**AIM**
Show all lines from the data that include the word "Symbol".

## start

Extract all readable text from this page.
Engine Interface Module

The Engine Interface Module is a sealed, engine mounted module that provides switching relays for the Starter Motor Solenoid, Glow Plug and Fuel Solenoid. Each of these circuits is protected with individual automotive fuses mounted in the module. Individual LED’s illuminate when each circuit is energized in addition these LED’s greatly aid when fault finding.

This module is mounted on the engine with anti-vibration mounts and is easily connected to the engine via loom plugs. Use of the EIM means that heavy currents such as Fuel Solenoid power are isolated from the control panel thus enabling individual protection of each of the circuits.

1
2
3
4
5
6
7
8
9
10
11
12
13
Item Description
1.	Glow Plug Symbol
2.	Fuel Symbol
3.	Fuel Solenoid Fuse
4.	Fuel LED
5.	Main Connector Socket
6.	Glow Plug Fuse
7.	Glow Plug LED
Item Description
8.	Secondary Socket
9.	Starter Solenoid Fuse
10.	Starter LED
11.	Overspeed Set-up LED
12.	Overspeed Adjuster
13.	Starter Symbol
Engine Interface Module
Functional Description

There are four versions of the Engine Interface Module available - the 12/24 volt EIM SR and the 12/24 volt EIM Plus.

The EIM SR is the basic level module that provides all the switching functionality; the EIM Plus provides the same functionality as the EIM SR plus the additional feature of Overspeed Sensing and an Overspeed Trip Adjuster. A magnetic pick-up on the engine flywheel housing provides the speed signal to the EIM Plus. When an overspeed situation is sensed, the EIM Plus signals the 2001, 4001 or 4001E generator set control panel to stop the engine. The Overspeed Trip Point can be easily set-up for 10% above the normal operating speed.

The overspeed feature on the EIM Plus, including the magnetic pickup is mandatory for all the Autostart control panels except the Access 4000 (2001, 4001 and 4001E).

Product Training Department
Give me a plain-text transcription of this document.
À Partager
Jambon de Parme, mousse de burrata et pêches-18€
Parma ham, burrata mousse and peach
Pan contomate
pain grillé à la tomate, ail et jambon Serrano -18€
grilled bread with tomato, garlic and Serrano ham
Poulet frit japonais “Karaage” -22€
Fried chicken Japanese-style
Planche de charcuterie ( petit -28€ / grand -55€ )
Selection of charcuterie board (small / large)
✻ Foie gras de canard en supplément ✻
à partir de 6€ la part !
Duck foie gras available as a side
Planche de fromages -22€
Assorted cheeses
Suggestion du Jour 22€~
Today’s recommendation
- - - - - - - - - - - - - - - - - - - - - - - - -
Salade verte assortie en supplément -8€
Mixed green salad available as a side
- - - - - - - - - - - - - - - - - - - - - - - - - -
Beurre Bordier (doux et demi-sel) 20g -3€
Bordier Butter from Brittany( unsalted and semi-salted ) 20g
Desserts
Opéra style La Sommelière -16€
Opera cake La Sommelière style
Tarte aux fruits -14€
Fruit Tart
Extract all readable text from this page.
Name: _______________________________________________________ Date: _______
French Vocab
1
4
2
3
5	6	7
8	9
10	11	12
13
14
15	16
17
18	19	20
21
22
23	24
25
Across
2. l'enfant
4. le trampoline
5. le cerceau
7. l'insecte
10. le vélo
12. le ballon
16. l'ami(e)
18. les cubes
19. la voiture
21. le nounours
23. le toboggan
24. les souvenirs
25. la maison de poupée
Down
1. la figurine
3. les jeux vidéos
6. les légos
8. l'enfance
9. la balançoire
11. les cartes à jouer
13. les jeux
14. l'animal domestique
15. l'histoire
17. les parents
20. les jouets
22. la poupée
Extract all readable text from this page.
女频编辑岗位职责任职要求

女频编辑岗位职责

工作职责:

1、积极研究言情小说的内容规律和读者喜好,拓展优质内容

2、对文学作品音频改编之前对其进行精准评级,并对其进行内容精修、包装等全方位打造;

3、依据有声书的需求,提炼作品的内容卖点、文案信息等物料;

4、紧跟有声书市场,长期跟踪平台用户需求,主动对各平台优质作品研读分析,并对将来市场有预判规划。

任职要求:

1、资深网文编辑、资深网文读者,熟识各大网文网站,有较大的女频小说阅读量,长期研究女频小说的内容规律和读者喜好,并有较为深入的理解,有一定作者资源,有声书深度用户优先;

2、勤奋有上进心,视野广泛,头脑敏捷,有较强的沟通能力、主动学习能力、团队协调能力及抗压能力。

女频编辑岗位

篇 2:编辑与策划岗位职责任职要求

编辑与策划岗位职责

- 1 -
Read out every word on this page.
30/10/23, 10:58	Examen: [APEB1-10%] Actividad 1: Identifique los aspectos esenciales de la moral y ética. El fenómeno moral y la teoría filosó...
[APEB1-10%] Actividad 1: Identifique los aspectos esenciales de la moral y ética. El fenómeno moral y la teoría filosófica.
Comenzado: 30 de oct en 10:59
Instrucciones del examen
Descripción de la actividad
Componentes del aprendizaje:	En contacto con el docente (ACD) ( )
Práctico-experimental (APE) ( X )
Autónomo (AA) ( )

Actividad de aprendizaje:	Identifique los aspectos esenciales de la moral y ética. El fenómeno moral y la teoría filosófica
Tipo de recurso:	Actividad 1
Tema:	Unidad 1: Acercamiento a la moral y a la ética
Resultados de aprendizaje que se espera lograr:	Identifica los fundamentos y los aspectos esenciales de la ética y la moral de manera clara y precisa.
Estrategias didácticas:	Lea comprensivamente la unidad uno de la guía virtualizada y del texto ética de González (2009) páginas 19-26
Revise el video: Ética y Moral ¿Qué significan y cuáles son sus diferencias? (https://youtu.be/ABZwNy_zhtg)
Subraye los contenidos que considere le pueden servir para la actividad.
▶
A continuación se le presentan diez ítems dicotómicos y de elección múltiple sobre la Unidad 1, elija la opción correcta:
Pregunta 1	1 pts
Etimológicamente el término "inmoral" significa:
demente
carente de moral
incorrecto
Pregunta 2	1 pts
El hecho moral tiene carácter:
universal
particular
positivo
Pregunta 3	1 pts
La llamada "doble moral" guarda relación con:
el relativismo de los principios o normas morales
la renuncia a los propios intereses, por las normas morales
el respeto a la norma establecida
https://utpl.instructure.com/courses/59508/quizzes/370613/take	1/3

## end

**PROBLEM SOLUTION**
1.	Glow Plug Symbol
2.	Fuel Symbol
13.	Starter Symbol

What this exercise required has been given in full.